Text for analysis: Begin

Tuesday 5 January 2016

garden club

I have joined a gardening society.  It might seem odd that I've not done so before, given how keen I am on gardening.  I've been an RHS member for over a quarter of a century, have at various times belonged to the Essex Gardens Trust and the Hardy Plant Society, and am currently enrolled in Plant Heritage, but tonight I filled out my form and handed over my twelve quid to become a member of a garden club.  At the next meeting they'll have a dinky little card ready for me on the desk on the way in, with the year's events listed.

Our village is so small and so spread out it doesn't run to a gardening society.  I think there's conversational French and a book club in the village hall, which is about two miles from us and is on a main road with parking for three cars.  If I wanted a gardening society I was going to have to travel, on which basis I was free to join any garden club within reasonable distance that I liked the look of.  Which is how I have ended up with one on the opposite side of Colchester, drawn by the combined lure of a good programme and the fact that I already know several people there, some via Plant Heritage and some from my Writtle days.

Text for analysis: End
Recorded information: Begin

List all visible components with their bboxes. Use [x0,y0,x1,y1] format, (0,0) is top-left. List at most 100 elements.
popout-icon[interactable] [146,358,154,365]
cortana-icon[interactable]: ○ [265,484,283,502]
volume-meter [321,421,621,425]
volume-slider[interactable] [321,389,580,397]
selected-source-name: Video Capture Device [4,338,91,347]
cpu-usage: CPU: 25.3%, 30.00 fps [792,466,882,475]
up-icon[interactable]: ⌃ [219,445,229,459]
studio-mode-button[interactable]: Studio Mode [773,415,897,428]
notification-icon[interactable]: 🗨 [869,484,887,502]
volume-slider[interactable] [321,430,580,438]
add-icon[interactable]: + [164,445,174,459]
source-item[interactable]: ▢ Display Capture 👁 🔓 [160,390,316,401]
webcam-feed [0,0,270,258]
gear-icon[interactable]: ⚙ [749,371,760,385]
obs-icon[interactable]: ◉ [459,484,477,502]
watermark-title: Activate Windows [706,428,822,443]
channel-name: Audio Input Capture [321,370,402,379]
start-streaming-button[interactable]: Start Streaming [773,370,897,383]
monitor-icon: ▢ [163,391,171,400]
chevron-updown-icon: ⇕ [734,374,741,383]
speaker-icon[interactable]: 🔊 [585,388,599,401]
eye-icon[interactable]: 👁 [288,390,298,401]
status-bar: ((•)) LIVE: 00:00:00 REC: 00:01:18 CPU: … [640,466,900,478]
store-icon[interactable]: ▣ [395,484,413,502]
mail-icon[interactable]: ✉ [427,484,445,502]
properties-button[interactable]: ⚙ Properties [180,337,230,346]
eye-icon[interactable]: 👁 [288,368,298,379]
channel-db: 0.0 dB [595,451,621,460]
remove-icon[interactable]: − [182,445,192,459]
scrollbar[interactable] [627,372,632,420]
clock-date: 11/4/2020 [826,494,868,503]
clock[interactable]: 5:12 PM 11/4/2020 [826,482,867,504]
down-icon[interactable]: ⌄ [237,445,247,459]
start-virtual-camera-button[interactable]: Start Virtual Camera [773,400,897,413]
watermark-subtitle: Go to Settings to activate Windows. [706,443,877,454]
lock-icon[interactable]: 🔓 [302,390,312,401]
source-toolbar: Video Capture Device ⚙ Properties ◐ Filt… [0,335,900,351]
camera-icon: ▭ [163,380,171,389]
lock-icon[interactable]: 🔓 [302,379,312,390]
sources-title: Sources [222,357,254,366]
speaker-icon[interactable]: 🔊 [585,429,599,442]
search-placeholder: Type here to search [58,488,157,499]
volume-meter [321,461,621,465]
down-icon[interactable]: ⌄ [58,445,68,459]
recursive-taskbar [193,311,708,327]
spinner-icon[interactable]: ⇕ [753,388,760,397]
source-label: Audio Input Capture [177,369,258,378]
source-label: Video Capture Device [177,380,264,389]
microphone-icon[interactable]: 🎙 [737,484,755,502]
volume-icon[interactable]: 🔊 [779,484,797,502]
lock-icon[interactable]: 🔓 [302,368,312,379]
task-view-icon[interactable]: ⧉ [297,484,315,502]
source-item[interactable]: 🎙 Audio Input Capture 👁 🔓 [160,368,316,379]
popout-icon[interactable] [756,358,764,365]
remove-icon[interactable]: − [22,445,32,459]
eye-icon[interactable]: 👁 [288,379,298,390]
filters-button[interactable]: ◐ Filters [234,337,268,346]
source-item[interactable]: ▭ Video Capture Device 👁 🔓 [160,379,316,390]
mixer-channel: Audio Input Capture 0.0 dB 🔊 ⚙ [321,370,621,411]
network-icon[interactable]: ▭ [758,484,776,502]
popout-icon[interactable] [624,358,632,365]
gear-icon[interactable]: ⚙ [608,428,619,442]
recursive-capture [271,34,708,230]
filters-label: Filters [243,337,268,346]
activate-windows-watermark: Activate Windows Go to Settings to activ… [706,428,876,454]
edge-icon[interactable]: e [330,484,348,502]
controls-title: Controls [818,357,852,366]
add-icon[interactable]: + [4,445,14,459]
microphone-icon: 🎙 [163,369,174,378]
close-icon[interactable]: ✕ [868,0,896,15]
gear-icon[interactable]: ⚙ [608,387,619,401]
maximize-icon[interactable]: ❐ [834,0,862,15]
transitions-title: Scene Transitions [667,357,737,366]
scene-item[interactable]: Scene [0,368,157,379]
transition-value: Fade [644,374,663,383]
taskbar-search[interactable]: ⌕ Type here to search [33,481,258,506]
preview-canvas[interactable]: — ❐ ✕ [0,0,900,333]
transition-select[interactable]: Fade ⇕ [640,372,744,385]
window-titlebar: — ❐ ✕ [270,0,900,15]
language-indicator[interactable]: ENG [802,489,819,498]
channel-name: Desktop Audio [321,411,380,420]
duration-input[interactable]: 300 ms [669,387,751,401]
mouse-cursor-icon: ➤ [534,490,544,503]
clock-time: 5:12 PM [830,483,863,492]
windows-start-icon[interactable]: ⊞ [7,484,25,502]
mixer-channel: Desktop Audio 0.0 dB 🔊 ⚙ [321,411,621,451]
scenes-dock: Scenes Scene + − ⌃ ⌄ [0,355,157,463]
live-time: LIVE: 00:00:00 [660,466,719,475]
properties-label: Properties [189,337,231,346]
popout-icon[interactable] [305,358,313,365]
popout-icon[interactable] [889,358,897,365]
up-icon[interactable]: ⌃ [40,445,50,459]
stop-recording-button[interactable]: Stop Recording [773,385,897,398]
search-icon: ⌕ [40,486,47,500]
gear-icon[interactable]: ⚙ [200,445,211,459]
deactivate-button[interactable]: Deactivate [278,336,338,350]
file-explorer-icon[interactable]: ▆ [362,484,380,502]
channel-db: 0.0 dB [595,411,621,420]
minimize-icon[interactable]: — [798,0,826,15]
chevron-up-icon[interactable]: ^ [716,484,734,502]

Recorded information: End

— Tasks —
1 - In the blog post about joining a garden club, how much did the writer pay to become a member?
2 - For each statement, say whether it agrees with the blog post about joining a garden club, and quote the words of the post that decide it.
(a) The writer has been an RHS member for more than twenty-five years.
(b) The village hall has parking for ten cars.
(c) The writer's village has its own gardening society.
3 - Resume the blog post about joining a garden club after its last sentence and carry it on.
The records are separate material and have nothing to do with the blog post about joining a garden club.

— List of answers —
1 - Twelve quid.

2 -
(a) Yes: "I've been an RHS member for over a quarter of a century"
(b) No: "on a main road with parking for three cars"
(c) No: "it doesn't run to a gardening society"

3 -
I knew the programme was good even before getting my member's card, because it is on the internet, but with my membership form I was given a separate piece of paper with the year's visits listed on it.  Aha, secret member's only visits, not on the internet.  There is no coach trip like last year's one to Great Dixter, but there are several outings lined up to gardens in East Anglia, some of which tie up with the lectures, which seems a good idea.  So at the start of April we're due to hear somebody talk about his fritillaries and small bulbs, and then later in the month we can go and look at them in his garden.

Tonight's talk was by somebody who worked for eight years as nursery manager at one of the local growers who exhibit at the RHS shows, including Chelsea, and so was responsible for bringing the plants to show condition, as well as helping set up the stands.  It was fascinating and very funny. Her husband's high point came when she was able to get him a pass for press day and Joanna Lumley spoke to him.  One of her lows was utterly failing to recognise Russian oligarch Evgeny Lebedev and grasp that he really did want to buy the entire contents of their Chelsea stand.  It was a blow to both parties when his PA appeared after the show had closed on Saturday with a fist full of fifty pound notes and they had already flogged the contents to the public.

Refreshments after the talk turned out to be free, and instead of biscuits there was tea loaf made by one of the committee members and with the fruit soaked in Early Grey tea.  Really, what's not to like?